***** RECORDS SUPPLIED *****
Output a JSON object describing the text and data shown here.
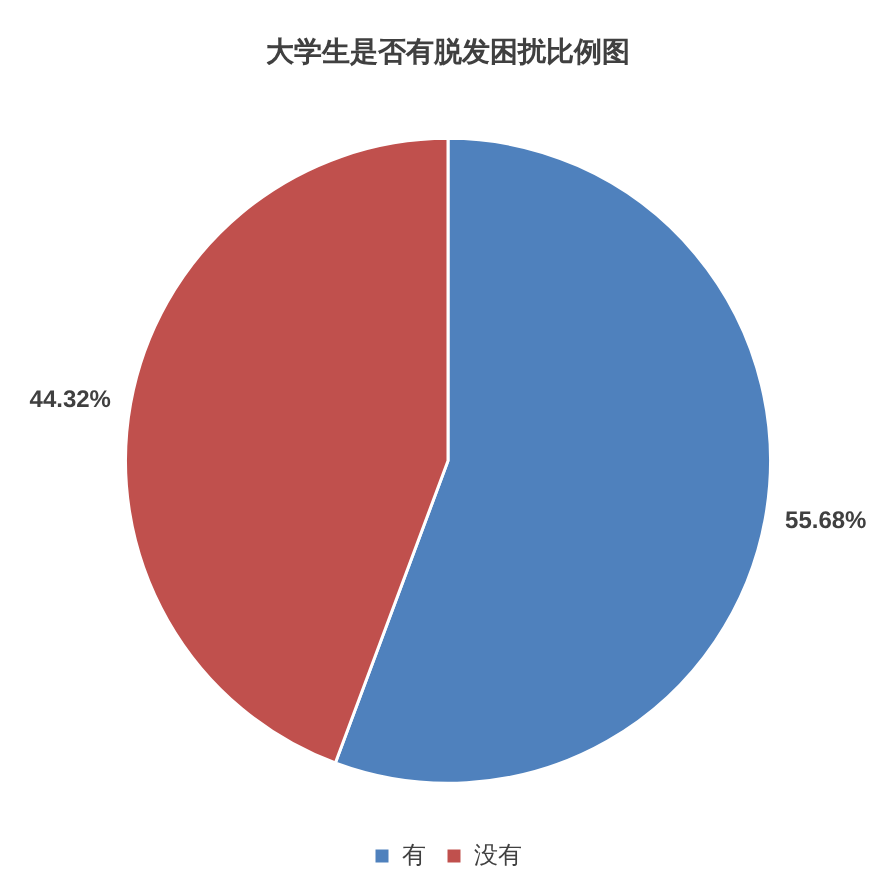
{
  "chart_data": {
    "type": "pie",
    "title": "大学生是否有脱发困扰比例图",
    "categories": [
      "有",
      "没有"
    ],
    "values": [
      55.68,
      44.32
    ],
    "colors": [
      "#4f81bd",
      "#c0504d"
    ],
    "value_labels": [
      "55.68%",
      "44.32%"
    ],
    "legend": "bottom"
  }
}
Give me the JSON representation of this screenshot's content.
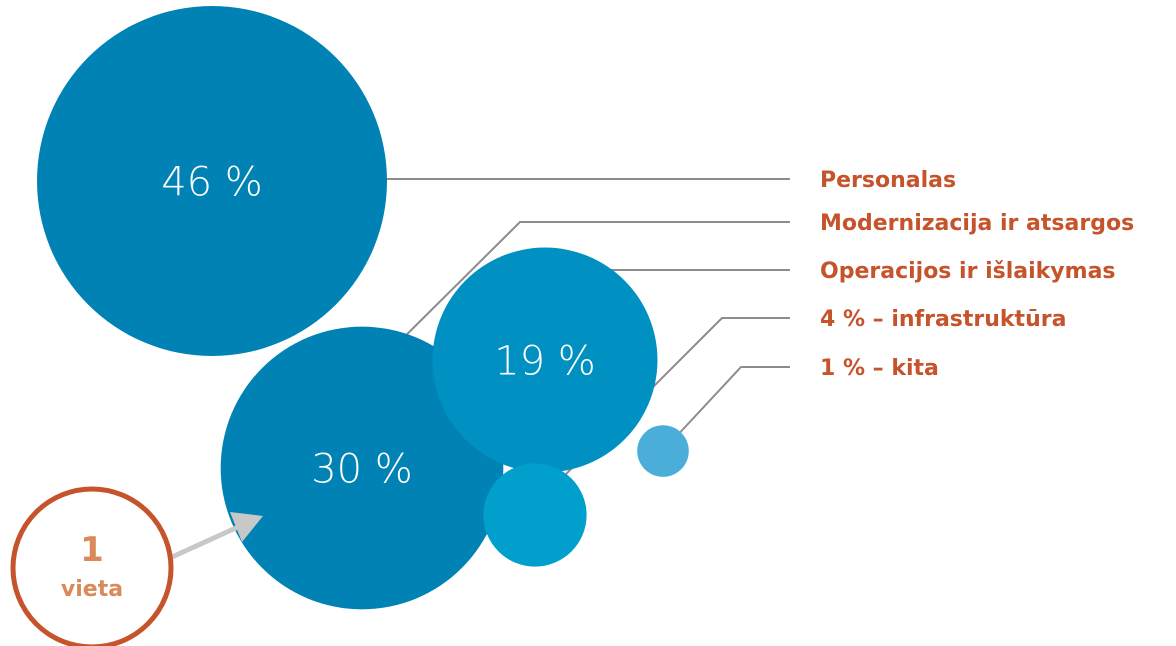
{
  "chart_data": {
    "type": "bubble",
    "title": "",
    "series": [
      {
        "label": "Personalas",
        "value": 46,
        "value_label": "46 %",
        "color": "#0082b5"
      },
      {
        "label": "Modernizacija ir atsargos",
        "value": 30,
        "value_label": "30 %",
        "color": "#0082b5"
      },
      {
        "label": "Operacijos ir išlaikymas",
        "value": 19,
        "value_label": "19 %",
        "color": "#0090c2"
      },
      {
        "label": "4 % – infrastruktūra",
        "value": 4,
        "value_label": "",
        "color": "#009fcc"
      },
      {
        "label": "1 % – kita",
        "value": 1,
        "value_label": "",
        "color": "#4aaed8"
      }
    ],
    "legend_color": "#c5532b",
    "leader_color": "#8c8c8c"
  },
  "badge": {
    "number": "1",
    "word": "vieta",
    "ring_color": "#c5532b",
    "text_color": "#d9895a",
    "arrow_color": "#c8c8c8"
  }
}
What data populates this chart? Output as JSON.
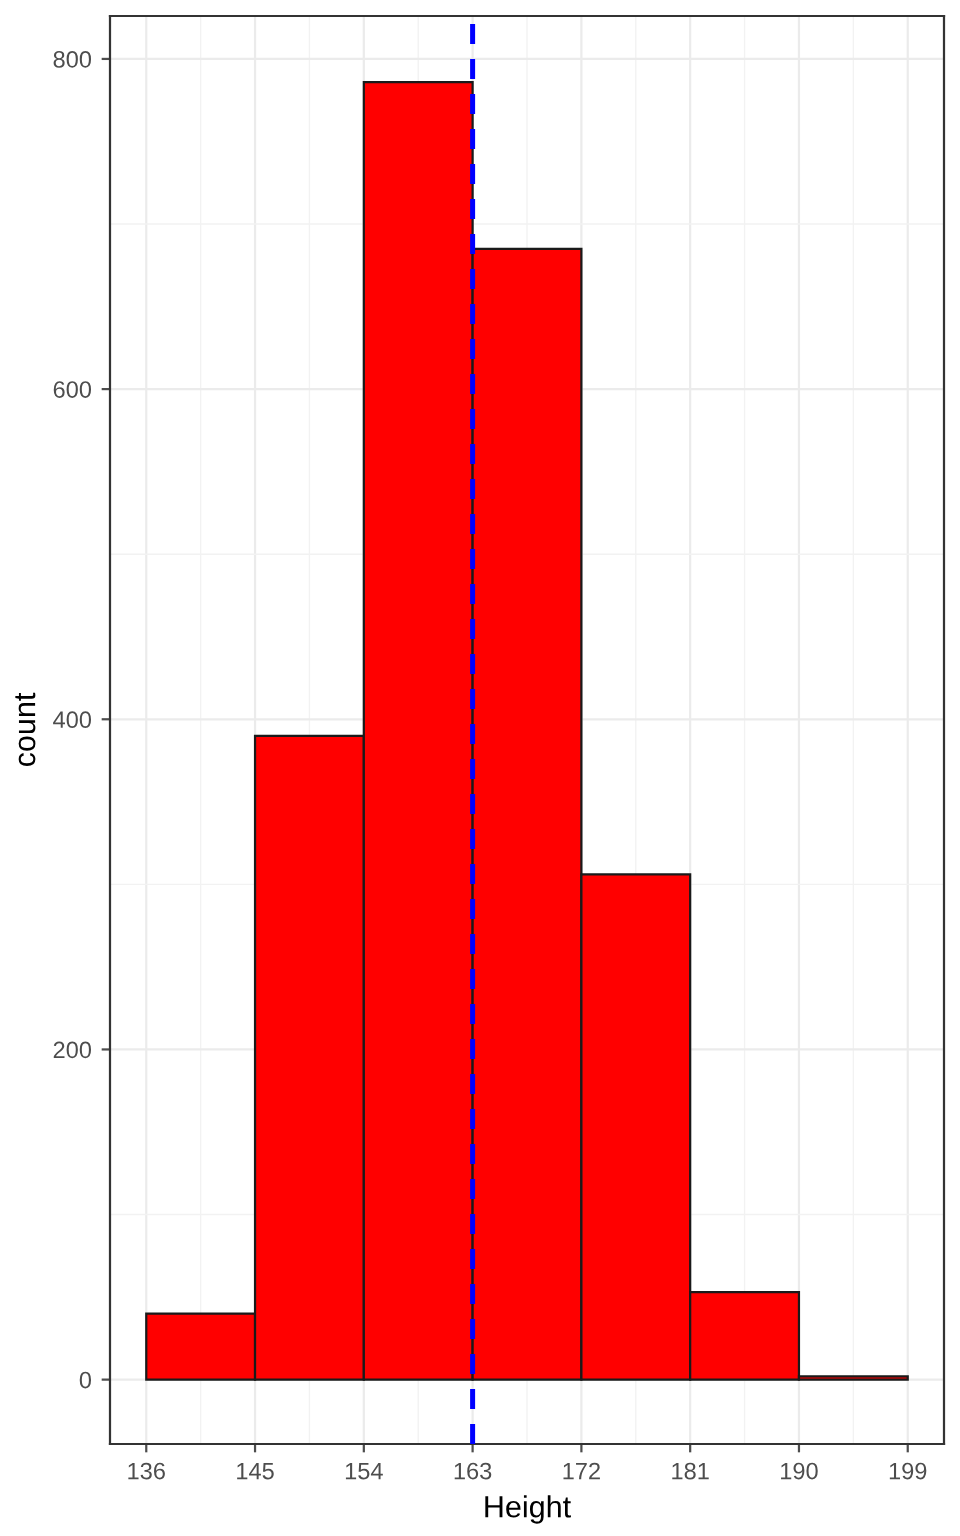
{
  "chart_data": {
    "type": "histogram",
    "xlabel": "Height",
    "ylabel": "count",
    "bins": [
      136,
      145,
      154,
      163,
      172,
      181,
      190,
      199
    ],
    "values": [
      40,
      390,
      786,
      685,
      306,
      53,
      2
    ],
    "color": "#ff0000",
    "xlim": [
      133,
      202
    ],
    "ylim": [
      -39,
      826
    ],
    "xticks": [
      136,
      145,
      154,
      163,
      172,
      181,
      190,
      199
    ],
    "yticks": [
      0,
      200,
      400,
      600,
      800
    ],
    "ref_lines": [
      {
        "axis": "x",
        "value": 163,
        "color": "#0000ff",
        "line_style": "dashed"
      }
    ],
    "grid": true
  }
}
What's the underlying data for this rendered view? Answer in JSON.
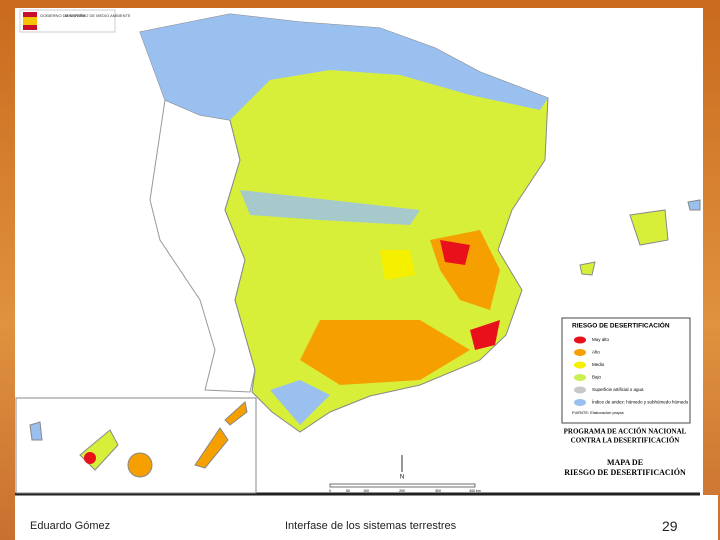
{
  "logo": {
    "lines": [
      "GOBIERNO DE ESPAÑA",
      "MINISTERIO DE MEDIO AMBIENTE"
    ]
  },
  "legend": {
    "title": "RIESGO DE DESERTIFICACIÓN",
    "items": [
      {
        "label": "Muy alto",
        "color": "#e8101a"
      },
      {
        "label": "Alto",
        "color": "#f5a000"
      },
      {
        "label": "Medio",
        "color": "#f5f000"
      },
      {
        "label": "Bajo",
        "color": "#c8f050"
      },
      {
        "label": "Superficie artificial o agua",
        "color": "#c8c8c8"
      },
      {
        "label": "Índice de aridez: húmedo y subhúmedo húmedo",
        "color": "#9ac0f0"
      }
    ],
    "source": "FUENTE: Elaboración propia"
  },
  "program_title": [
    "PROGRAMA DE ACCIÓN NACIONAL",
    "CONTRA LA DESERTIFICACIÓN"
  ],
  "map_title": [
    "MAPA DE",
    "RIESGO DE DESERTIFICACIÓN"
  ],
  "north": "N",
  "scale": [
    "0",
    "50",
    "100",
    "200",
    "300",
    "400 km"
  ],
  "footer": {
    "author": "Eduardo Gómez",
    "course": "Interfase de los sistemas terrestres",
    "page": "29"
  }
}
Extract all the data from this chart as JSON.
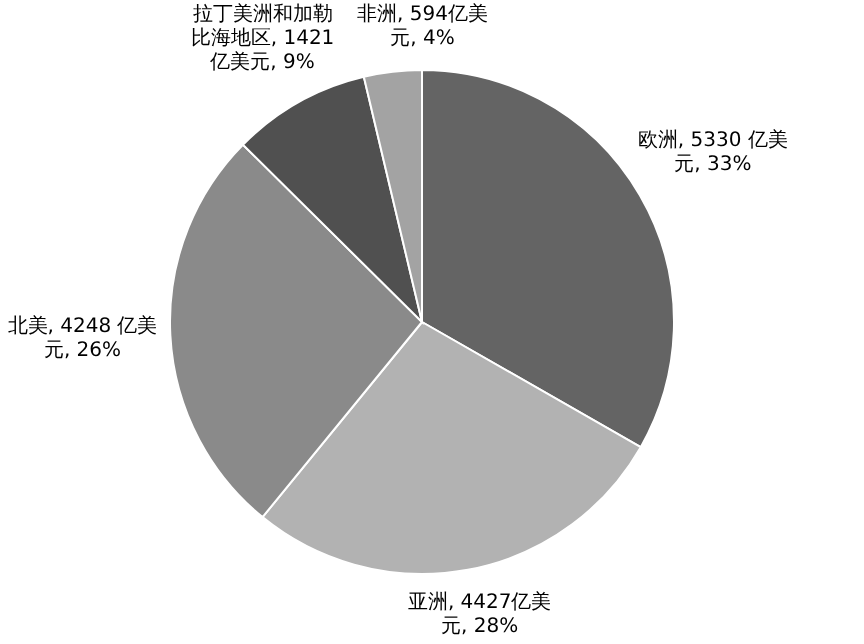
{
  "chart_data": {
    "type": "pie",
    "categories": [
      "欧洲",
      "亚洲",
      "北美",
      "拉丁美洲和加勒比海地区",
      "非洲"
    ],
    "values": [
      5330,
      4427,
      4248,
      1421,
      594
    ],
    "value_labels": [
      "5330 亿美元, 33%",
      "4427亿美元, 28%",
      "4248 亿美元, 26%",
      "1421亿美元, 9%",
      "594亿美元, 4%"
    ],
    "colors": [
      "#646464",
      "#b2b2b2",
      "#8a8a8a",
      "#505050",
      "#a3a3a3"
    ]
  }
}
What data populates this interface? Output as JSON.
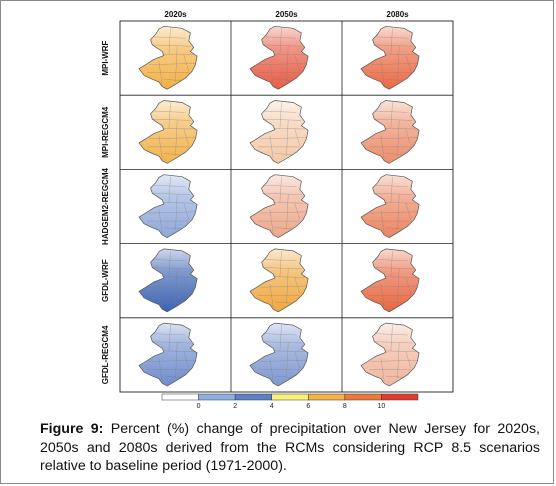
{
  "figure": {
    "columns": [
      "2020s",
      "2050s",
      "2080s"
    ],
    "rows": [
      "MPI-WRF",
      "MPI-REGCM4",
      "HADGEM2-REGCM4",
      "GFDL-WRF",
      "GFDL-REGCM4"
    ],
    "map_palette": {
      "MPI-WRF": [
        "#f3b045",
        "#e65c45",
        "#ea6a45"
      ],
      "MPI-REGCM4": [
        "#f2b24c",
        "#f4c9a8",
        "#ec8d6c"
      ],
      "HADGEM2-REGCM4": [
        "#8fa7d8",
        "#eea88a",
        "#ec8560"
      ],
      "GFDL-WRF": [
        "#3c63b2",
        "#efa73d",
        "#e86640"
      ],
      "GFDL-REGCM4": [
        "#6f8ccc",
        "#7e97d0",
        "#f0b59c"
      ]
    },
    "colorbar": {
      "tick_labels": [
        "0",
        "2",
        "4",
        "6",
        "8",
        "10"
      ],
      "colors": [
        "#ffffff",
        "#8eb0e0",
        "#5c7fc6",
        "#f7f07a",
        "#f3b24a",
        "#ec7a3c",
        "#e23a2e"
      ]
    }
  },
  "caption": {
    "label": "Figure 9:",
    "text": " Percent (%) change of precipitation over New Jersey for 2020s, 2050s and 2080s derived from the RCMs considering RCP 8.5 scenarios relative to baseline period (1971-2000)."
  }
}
*****
▶ _WORK TO COMPLETE_: Only lines with "Output" are wanted here; list each of them.

▶ _EXERCISE SOLUTION_:
Output a JSON object describing the text and data shown here.
What data populates this chart? Output as JSON.
What data populates this interface? Output as JSON.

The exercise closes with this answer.